======== EXCERPTED DATA ========

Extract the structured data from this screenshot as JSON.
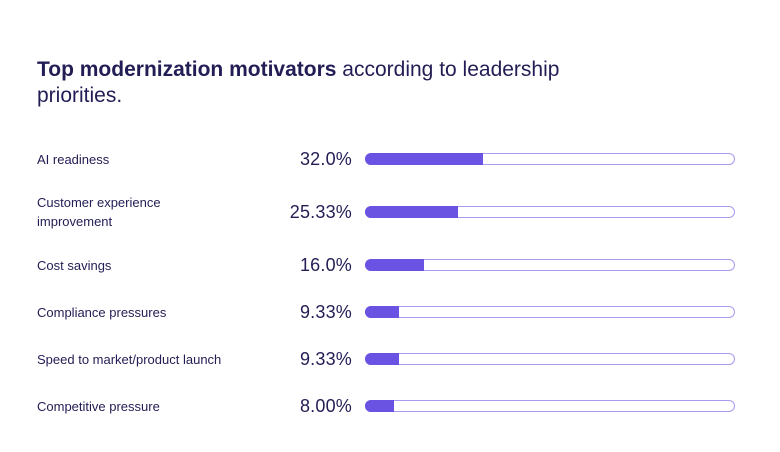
{
  "chart_data": {
    "type": "bar",
    "orientation": "horizontal",
    "title": {
      "bold": "Top modernization motivators",
      "regular": " according to leadership priorities."
    },
    "xlim": [
      0,
      100
    ],
    "unit": "%",
    "grid": false,
    "legend": "none",
    "rows": [
      {
        "label": "AI readiness",
        "value": 32.0,
        "value_label": "32.0%"
      },
      {
        "label": "Customer experience\nimprovement",
        "value": 25.33,
        "value_label": "25.33%"
      },
      {
        "label": "Cost savings",
        "value": 16.0,
        "value_label": "16.0%"
      },
      {
        "label": "Compliance pressures",
        "value": 9.33,
        "value_label": "9.33%"
      },
      {
        "label": "Speed to market/product launch",
        "value": 9.33,
        "value_label": "9.33%"
      },
      {
        "label": "Competitive pressure",
        "value": 8.0,
        "value_label": "8.00%"
      }
    ],
    "colors": {
      "bar_fill": "#6a52e2",
      "bar_track_border": "#a79cef",
      "bar_track_background": "#ffffff",
      "text": "#221d54",
      "background": "#ffffff"
    }
  }
}
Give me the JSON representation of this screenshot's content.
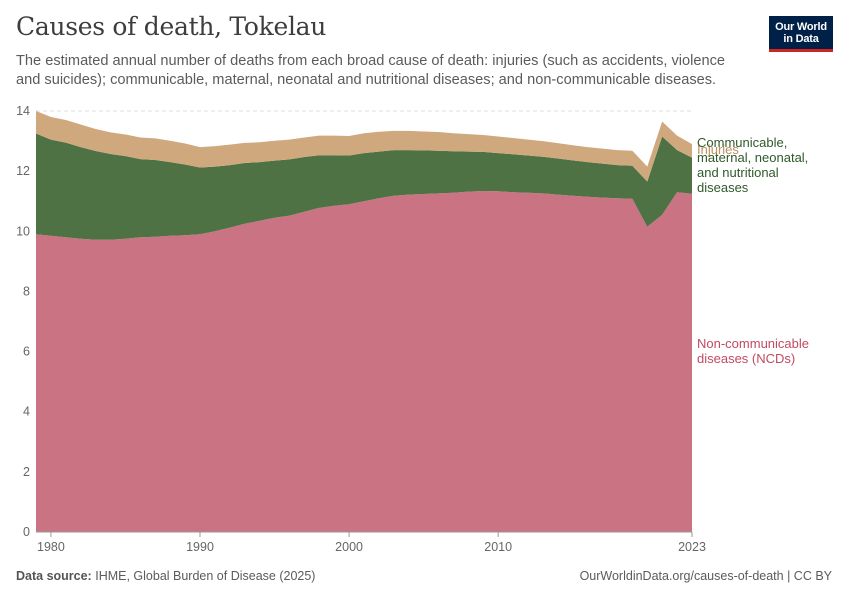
{
  "header": {
    "title": "Causes of death, Tokelau",
    "subtitle": "The estimated annual number of deaths from each broad cause of death: injuries (such as accidents, violence and suicides); communicable, maternal, neonatal and nutritional diseases; and non-communicable diseases."
  },
  "logo": {
    "line1": "Our World",
    "line2": "in Data"
  },
  "footer": {
    "source_label": "Data source:",
    "source_text": "IHME, Global Burden of Disease (2025)",
    "url": "OurWorldinData.org/causes-of-death | CC BY"
  },
  "colors": {
    "ncd": "#ca7382",
    "cmnn": "#4f7245",
    "injuries": "#cfa87e",
    "grid": "#dddddd"
  },
  "chart_data": {
    "type": "area",
    "stacked": true,
    "title": "Causes of death, Tokelau",
    "xlabel": "",
    "ylabel": "",
    "xlim": [
      1979,
      2023
    ],
    "ylim": [
      0,
      14
    ],
    "grid": true,
    "x_ticks": [
      1980,
      1990,
      2000,
      2010,
      2023
    ],
    "y_ticks": [
      0,
      2,
      4,
      6,
      8,
      10,
      12,
      14
    ],
    "x": [
      1979,
      1980,
      1981,
      1982,
      1983,
      1984,
      1985,
      1986,
      1987,
      1988,
      1989,
      1990,
      1991,
      1992,
      1993,
      1994,
      1995,
      1996,
      1997,
      1998,
      1999,
      2000,
      2001,
      2002,
      2003,
      2004,
      2005,
      2006,
      2007,
      2008,
      2009,
      2010,
      2011,
      2012,
      2013,
      2014,
      2015,
      2016,
      2017,
      2018,
      2019,
      2020,
      2021,
      2022,
      2023
    ],
    "series": [
      {
        "name": "Non-communicable diseases (NCDs)",
        "label_lines": [
          "Non-communicable",
          "diseases (NCDs)"
        ],
        "color": "#ca7382",
        "values": [
          9.9,
          9.85,
          9.8,
          9.75,
          9.72,
          9.72,
          9.75,
          9.8,
          9.82,
          9.85,
          9.87,
          9.9,
          10.0,
          10.12,
          10.25,
          10.35,
          10.45,
          10.52,
          10.65,
          10.78,
          10.85,
          10.9,
          11.0,
          11.1,
          11.18,
          11.22,
          11.24,
          11.26,
          11.28,
          11.32,
          11.34,
          11.33,
          11.3,
          11.28,
          11.26,
          11.22,
          11.18,
          11.15,
          11.12,
          11.1,
          11.08,
          10.15,
          10.55,
          11.3,
          11.25
        ]
      },
      {
        "name": "Communicable, maternal, neonatal, and nutritional diseases",
        "label_lines": [
          "Communicable,",
          "maternal, neonatal,",
          "and nutritional",
          "diseases"
        ],
        "color": "#4f7245",
        "values": [
          3.35,
          3.2,
          3.15,
          3.05,
          2.95,
          2.85,
          2.75,
          2.6,
          2.55,
          2.45,
          2.35,
          2.22,
          2.15,
          2.08,
          2.02,
          1.95,
          1.9,
          1.87,
          1.82,
          1.75,
          1.68,
          1.62,
          1.6,
          1.55,
          1.52,
          1.48,
          1.45,
          1.42,
          1.38,
          1.33,
          1.3,
          1.27,
          1.26,
          1.24,
          1.22,
          1.2,
          1.18,
          1.15,
          1.13,
          1.1,
          1.1,
          1.5,
          2.6,
          1.4,
          1.2
        ]
      },
      {
        "name": "Injuries",
        "label_lines": [
          "Injuries"
        ],
        "color": "#cfa87e",
        "values": [
          0.75,
          0.75,
          0.75,
          0.75,
          0.73,
          0.72,
          0.72,
          0.72,
          0.72,
          0.71,
          0.7,
          0.68,
          0.68,
          0.68,
          0.67,
          0.66,
          0.66,
          0.66,
          0.65,
          0.65,
          0.65,
          0.65,
          0.66,
          0.66,
          0.64,
          0.64,
          0.63,
          0.62,
          0.6,
          0.58,
          0.56,
          0.55,
          0.54,
          0.53,
          0.52,
          0.51,
          0.5,
          0.5,
          0.5,
          0.5,
          0.5,
          0.5,
          0.5,
          0.48,
          0.45
        ]
      }
    ]
  }
}
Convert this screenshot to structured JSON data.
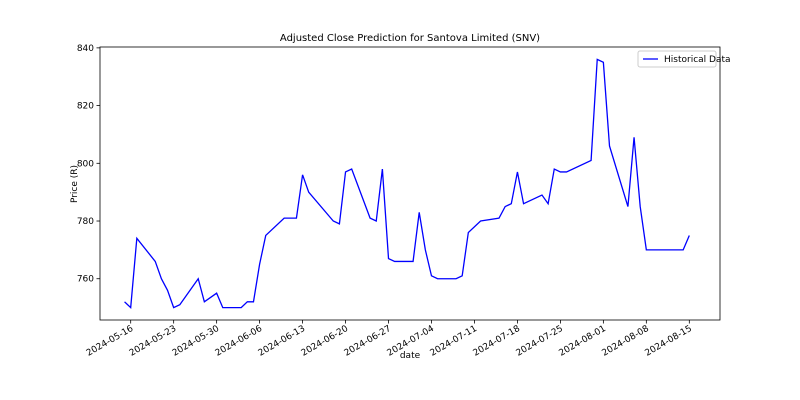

========

◆ STATED GOAL ◆
Leave out every picture and copy the rest of the records exactly.

◆ THE ANSWER ◆
Extract the structured data from this screenshot as JSON.
{
  "chart_data": {
    "type": "bar",
    "orientation": "horizontal",
    "title": {
      "bold": "Top modernization motivators",
      "regular": " according to leadership priorities."
    },
    "xlim": [
      0,
      100
    ],
    "unit": "%",
    "grid": false,
    "legend": "none",
    "rows": [
      {
        "label": "AI readiness",
        "value": 32.0,
        "value_label": "32.0%"
      },
      {
        "label": "Customer experience\nimprovement",
        "value": 25.33,
        "value_label": "25.33%"
      },
      {
        "label": "Cost savings",
        "value": 16.0,
        "value_label": "16.0%"
      },
      {
        "label": "Compliance pressures",
        "value": 9.33,
        "value_label": "9.33%"
      },
      {
        "label": "Speed to market/product launch",
        "value": 9.33,
        "value_label": "9.33%"
      },
      {
        "label": "Competitive pressure",
        "value": 8.0,
        "value_label": "8.00%"
      }
    ],
    "colors": {
      "bar_fill": "#6a52e2",
      "bar_track_border": "#a79cef",
      "bar_track_background": "#ffffff",
      "text": "#221d54",
      "background": "#ffffff"
    }
  }
}
Give me the JSON representation of this screenshot's content.
{
  "header": {
    "title": "Causes of death, Tokelau",
    "subtitle": "The estimated annual number of deaths from each broad cause of death: injuries (such as accidents, violence and suicides); communicable, maternal, neonatal and nutritional diseases; and non-communicable diseases."
  },
  "logo": {
    "line1": "Our World",
    "line2": "in Data"
  },
  "footer": {
    "source_label": "Data source:",
    "source_text": "IHME, Global Burden of Disease (2025)",
    "url": "OurWorldinData.org/causes-of-death | CC BY"
  },
  "colors": {
    "ncd": "#ca7382",
    "cmnn": "#4f7245",
    "injuries": "#cfa87e",
    "grid": "#dddddd"
  },
  "chart_data": {
    "type": "area",
    "stacked": true,
    "title": "Causes of death, Tokelau",
    "xlabel": "",
    "ylabel": "",
    "xlim": [
      1979,
      2023
    ],
    "ylim": [
      0,
      14
    ],
    "grid": true,
    "x_ticks": [
      1980,
      1990,
      2000,
      2010,
      2023
    ],
    "y_ticks": [
      0,
      2,
      4,
      6,
      8,
      10,
      12,
      14
    ],
    "x": [
      1979,
      1980,
      1981,
      1982,
      1983,
      1984,
      1985,
      1986,
      1987,
      1988,
      1989,
      1990,
      1991,
      1992,
      1993,
      1994,
      1995,
      1996,
      1997,
      1998,
      1999,
      2000,
      2001,
      2002,
      2003,
      2004,
      2005,
      2006,
      2007,
      2008,
      2009,
      2010,
      2011,
      2012,
      2013,
      2014,
      2015,
      2016,
      2017,
      2018,
      2019,
      2020,
      2021,
      2022,
      2023
    ],
    "series": [
      {
        "name": "Non-communicable diseases (NCDs)",
        "label_lines": [
          "Non-communicable",
          "diseases (NCDs)"
        ],
        "color": "#ca7382",
        "values": [
          9.9,
          9.85,
          9.8,
          9.75,
          9.72,
          9.72,
          9.75,
          9.8,
          9.82,
          9.85,
          9.87,
          9.9,
          10.0,
          10.12,
          10.25,
          10.35,
          10.45,
          10.52,
          10.65,
          10.78,
          10.85,
          10.9,
          11.0,
          11.1,
          11.18,
          11.22,
          11.24,
          11.26,
          11.28,
          11.32,
          11.34,
          11.33,
          11.3,
          11.28,
          11.26,
          11.22,
          11.18,
          11.15,
          11.12,
          11.1,
          11.08,
          10.15,
          10.55,
          11.3,
          11.25
        ]
      },
      {
        "name": "Communicable, maternal, neonatal, and nutritional diseases",
        "label_lines": [
          "Communicable,",
          "maternal, neonatal,",
          "and nutritional",
          "diseases"
        ],
        "color": "#4f7245",
        "values": [
          3.35,
          3.2,
          3.15,
          3.05,
          2.95,
          2.85,
          2.75,
          2.6,
          2.55,
          2.45,
          2.35,
          2.22,
          2.15,
          2.08,
          2.02,
          1.95,
          1.9,
          1.87,
          1.82,
          1.75,
          1.68,
          1.62,
          1.6,
          1.55,
          1.52,
          1.48,
          1.45,
          1.42,
          1.38,
          1.33,
          1.3,
          1.27,
          1.26,
          1.24,
          1.22,
          1.2,
          1.18,
          1.15,
          1.13,
          1.1,
          1.1,
          1.5,
          2.6,
          1.4,
          1.2
        ]
      },
      {
        "name": "Injuries",
        "label_lines": [
          "Injuries"
        ],
        "color": "#cfa87e",
        "values": [
          0.75,
          0.75,
          0.75,
          0.75,
          0.73,
          0.72,
          0.72,
          0.72,
          0.72,
          0.71,
          0.7,
          0.68,
          0.68,
          0.68,
          0.67,
          0.66,
          0.66,
          0.66,
          0.65,
          0.65,
          0.65,
          0.65,
          0.66,
          0.66,
          0.64,
          0.64,
          0.63,
          0.62,
          0.6,
          0.58,
          0.56,
          0.55,
          0.54,
          0.53,
          0.52,
          0.51,
          0.5,
          0.5,
          0.5,
          0.5,
          0.5,
          0.5,
          0.5,
          0.48,
          0.45
        ]
      }
    ]
  }
}
Convert this screenshot to structured JSON data.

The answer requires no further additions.